**Task details**. In the entries that follow, find the word "szczególności" and report each line it is on.

>> start Source material

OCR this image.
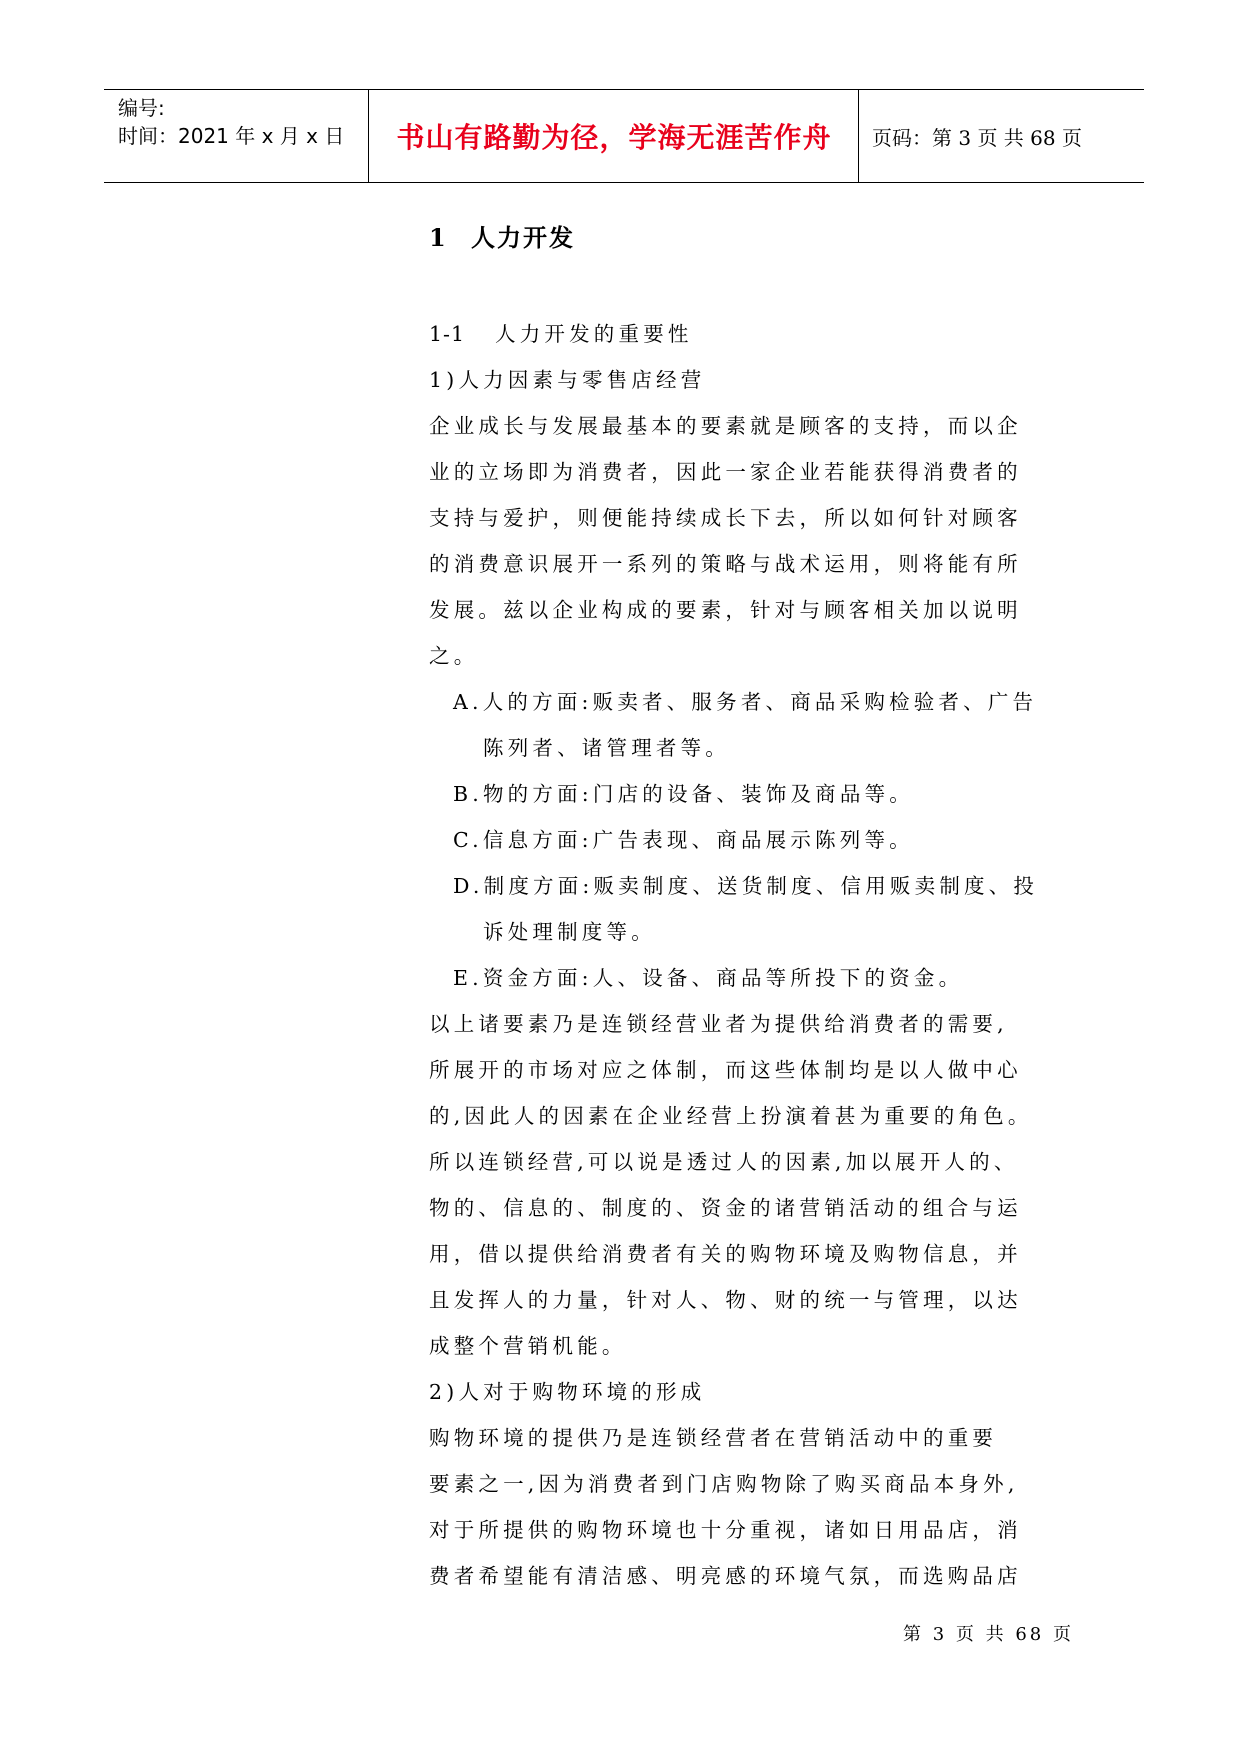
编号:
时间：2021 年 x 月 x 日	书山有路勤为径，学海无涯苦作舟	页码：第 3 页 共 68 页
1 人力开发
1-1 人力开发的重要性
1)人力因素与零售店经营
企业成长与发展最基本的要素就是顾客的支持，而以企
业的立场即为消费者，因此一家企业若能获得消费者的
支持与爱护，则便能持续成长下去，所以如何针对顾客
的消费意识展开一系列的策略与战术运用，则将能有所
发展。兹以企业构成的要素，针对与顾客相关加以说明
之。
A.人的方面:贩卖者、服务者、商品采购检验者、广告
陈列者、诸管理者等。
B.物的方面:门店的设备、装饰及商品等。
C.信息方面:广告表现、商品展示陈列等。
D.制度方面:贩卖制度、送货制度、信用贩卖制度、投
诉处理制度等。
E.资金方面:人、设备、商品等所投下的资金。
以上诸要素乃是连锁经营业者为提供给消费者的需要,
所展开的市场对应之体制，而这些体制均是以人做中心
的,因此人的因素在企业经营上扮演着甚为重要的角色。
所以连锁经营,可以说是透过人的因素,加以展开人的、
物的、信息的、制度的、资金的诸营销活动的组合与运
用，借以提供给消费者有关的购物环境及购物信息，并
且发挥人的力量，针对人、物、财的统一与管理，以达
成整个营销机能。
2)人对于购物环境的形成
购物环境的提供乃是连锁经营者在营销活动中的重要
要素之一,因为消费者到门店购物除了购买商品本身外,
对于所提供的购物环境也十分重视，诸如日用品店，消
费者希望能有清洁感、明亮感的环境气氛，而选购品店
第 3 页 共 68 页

>> end Source material
>> start Source material

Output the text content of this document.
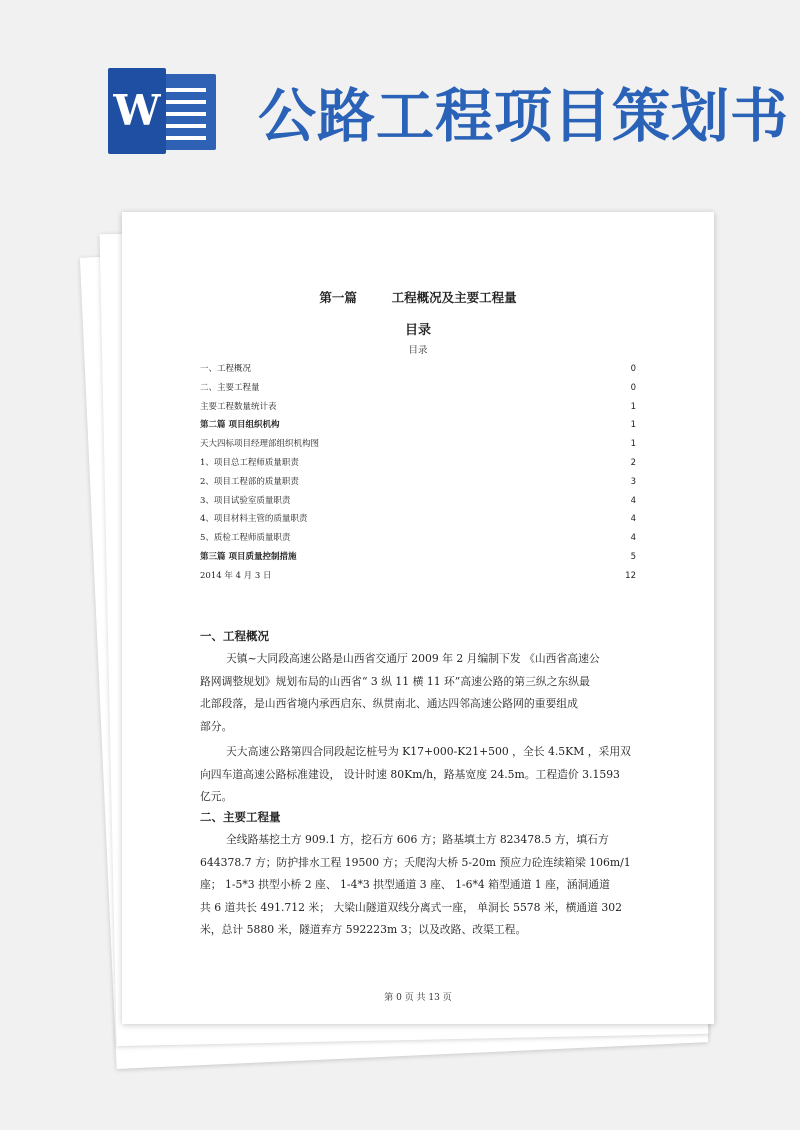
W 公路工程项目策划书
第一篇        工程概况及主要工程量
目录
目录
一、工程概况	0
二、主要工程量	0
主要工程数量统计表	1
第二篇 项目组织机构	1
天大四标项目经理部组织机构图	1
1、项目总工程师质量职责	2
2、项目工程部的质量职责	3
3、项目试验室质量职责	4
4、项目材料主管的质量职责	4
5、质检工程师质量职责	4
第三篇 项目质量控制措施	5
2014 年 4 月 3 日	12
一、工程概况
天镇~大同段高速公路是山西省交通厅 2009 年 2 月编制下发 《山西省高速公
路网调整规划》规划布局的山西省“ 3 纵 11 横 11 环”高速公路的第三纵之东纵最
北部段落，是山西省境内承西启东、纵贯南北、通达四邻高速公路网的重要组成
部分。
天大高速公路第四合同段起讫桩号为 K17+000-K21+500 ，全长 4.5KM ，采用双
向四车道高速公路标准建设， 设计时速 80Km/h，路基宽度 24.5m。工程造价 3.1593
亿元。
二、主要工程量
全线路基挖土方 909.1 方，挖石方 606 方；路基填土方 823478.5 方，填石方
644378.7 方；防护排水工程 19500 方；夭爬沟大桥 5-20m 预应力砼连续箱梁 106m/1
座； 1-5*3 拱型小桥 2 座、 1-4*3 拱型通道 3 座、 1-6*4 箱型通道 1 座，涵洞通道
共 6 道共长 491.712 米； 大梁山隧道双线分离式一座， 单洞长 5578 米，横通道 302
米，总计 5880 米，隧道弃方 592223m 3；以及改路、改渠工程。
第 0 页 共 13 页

>> end Source material
>> start Source material

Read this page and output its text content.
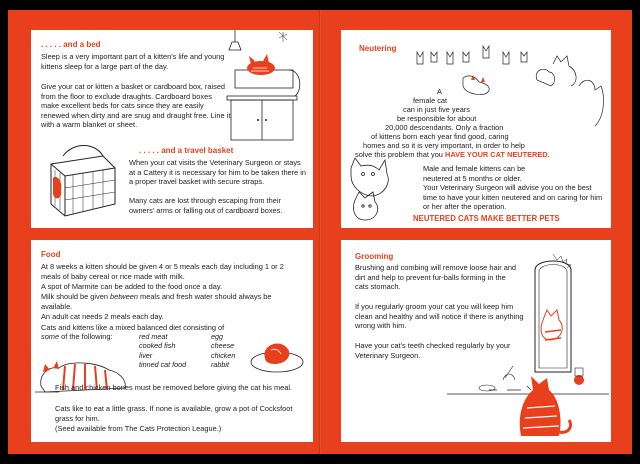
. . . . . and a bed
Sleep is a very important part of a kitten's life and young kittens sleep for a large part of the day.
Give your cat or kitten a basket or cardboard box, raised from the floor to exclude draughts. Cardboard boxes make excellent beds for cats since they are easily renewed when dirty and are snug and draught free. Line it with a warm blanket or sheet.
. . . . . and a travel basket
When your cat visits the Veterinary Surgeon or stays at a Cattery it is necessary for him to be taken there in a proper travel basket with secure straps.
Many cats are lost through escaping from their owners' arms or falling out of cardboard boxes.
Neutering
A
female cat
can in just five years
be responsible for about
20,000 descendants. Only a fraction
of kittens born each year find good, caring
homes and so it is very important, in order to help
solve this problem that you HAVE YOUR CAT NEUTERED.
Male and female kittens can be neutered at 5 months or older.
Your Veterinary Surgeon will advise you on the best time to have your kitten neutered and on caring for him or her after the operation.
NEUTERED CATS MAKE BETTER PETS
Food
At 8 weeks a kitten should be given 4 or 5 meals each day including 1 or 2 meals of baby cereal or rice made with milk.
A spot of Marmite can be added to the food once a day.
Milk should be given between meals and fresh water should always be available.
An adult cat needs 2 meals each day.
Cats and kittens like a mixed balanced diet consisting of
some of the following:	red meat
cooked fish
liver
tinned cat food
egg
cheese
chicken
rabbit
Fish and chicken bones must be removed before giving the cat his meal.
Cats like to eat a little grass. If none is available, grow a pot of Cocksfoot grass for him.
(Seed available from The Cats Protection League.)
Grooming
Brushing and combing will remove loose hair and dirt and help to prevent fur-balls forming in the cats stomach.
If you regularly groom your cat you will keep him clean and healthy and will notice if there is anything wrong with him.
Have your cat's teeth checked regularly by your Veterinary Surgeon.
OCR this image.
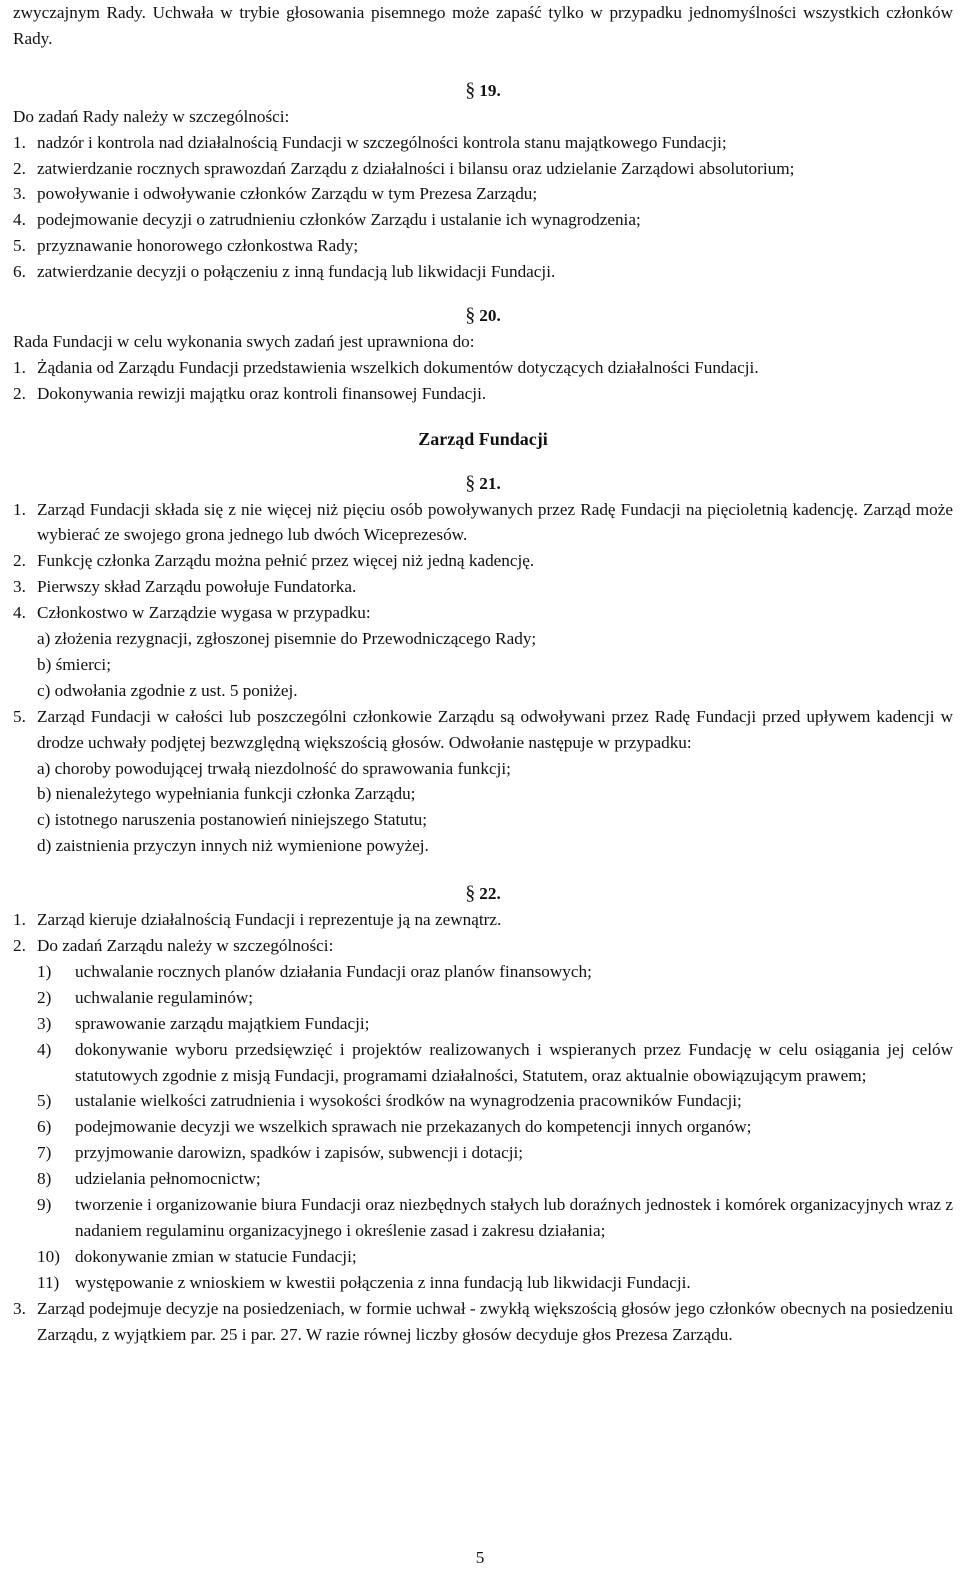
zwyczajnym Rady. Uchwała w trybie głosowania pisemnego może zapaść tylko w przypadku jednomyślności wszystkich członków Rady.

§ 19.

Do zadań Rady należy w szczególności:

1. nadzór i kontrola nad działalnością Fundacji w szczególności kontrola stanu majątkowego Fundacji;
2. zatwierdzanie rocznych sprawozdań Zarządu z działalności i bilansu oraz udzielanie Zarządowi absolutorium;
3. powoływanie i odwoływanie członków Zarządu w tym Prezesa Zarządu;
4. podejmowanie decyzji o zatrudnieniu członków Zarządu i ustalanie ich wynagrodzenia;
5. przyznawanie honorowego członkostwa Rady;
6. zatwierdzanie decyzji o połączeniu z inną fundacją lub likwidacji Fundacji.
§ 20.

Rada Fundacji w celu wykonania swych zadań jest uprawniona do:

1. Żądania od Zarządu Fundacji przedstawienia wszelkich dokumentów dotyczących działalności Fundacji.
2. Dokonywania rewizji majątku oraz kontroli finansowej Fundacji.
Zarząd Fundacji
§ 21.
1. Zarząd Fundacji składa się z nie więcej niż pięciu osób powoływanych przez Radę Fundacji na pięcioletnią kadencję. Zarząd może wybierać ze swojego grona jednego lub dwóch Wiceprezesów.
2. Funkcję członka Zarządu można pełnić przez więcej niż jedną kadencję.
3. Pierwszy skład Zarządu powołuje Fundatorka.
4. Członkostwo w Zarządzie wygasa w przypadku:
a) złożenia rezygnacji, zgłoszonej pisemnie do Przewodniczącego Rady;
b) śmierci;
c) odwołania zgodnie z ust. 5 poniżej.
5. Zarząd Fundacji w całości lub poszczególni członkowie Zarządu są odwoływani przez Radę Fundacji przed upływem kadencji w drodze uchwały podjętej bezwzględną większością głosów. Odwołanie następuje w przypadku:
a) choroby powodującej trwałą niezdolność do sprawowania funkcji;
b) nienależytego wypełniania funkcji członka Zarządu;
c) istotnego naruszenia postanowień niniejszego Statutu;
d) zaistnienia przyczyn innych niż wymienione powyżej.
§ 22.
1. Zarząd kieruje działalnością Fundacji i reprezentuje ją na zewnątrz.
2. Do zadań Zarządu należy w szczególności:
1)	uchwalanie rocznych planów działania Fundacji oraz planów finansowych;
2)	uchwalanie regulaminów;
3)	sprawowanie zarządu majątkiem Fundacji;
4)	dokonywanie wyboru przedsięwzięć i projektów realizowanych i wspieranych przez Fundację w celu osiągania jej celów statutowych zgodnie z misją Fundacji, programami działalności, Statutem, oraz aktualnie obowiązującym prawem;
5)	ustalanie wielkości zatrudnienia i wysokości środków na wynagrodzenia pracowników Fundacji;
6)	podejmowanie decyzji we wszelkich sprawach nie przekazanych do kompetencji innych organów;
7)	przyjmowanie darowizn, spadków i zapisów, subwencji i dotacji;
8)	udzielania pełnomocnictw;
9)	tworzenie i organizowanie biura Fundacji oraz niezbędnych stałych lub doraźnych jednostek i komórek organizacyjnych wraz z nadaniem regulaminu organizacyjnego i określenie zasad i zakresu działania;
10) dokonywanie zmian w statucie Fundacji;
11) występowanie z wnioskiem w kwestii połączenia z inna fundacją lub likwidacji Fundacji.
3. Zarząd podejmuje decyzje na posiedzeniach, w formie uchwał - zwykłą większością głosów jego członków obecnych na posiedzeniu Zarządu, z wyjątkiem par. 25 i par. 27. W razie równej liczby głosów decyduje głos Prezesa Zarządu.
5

>> end Source material

**Answer below**.
Do zadań Rady należy w szczególności:
1. nadzór i kontrola nad działalnością Fundacji w szczególności kontrola stanu majątkowego Fundacji;
2. Do zadań Zarządu należy w szczególności:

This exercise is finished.